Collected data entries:

::::::::

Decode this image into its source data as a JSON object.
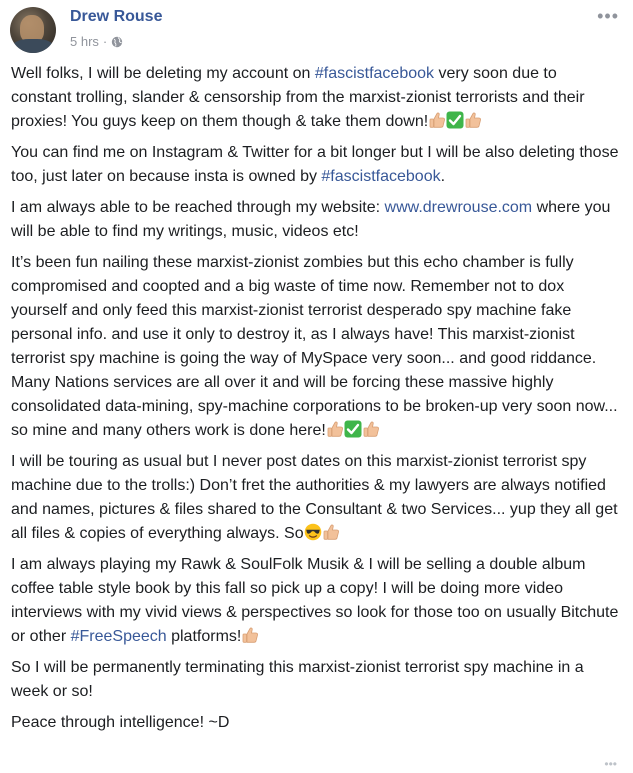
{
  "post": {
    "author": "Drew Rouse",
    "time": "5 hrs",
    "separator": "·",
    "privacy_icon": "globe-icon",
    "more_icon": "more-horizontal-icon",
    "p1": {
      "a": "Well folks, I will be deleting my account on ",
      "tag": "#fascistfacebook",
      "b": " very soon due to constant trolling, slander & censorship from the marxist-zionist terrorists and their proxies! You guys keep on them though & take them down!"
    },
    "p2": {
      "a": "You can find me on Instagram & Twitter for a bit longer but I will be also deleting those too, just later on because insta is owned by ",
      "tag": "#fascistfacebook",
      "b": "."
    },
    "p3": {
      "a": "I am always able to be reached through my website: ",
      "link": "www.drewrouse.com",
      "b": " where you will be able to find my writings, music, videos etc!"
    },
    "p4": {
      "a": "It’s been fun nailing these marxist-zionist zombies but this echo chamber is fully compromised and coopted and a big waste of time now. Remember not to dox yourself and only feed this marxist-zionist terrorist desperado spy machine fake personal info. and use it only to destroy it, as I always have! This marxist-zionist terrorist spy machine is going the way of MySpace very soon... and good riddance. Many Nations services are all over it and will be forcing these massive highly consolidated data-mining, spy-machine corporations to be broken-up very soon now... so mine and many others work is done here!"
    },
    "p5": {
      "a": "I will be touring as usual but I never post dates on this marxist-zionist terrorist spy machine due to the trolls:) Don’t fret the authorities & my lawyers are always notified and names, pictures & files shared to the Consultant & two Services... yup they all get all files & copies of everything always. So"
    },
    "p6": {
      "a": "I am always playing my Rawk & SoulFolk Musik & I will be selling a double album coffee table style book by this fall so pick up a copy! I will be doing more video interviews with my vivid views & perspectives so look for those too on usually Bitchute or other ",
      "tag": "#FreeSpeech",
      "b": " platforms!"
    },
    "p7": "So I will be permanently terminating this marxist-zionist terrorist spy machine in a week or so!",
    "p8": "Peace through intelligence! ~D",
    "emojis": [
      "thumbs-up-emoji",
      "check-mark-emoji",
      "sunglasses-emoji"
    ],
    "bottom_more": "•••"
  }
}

::::::::

Transcribe every record above exactly, leaving out the pictures.

Decode this image into its source data as a JSON object.
{
  "post": {
    "author": "Drew Rouse",
    "time": "5 hrs",
    "separator": "·",
    "privacy_icon": "globe-icon",
    "more_icon": "more-horizontal-icon",
    "p1": {
      "a": "Well folks, I will be deleting my account on ",
      "tag": "#fascistfacebook",
      "b": " very soon due to constant trolling, slander & censorship from the marxist-zionist terrorists and their proxies! You guys keep on them though & take them down!"
    },
    "p2": {
      "a": "You can find me on Instagram & Twitter for a bit longer but I will be also deleting those too, just later on because insta is owned by ",
      "tag": "#fascistfacebook",
      "b": "."
    },
    "p3": {
      "a": "I am always able to be reached through my website: ",
      "link": "www.drewrouse.com",
      "b": " where you will be able to find my writings, music, videos etc!"
    },
    "p4": {
      "a": "It’s been fun nailing these marxist-zionist zombies but this echo chamber is fully compromised and coopted and a big waste of time now. Remember not to dox yourself and only feed this marxist-zionist terrorist desperado spy machine fake personal info. and use it only to destroy it, as I always have! This marxist-zionist terrorist spy machine is going the way of MySpace very soon... and good riddance. Many Nations services are all over it and will be forcing these massive highly consolidated data-mining, spy-machine corporations to be broken-up very soon now... so mine and many others work is done here!"
    },
    "p5": {
      "a": "I will be touring as usual but I never post dates on this marxist-zionist terrorist spy machine due to the trolls:) Don’t fret the authorities & my lawyers are always notified and names, pictures & files shared to the Consultant & two Services... yup they all get all files & copies of everything always. So"
    },
    "p6": {
      "a": "I am always playing my Rawk & SoulFolk Musik & I will be selling a double album coffee table style book by this fall so pick up a copy! I will be doing more video interviews with my vivid views & perspectives so look for those too on usually Bitchute or other ",
      "tag": "#FreeSpeech",
      "b": " platforms!"
    },
    "p7": "So I will be permanently terminating this marxist-zionist terrorist spy machine in a week or so!",
    "p8": "Peace through intelligence! ~D",
    "emojis": [
      "thumbs-up-emoji",
      "check-mark-emoji",
      "sunglasses-emoji"
    ],
    "bottom_more": "•••"
  }
}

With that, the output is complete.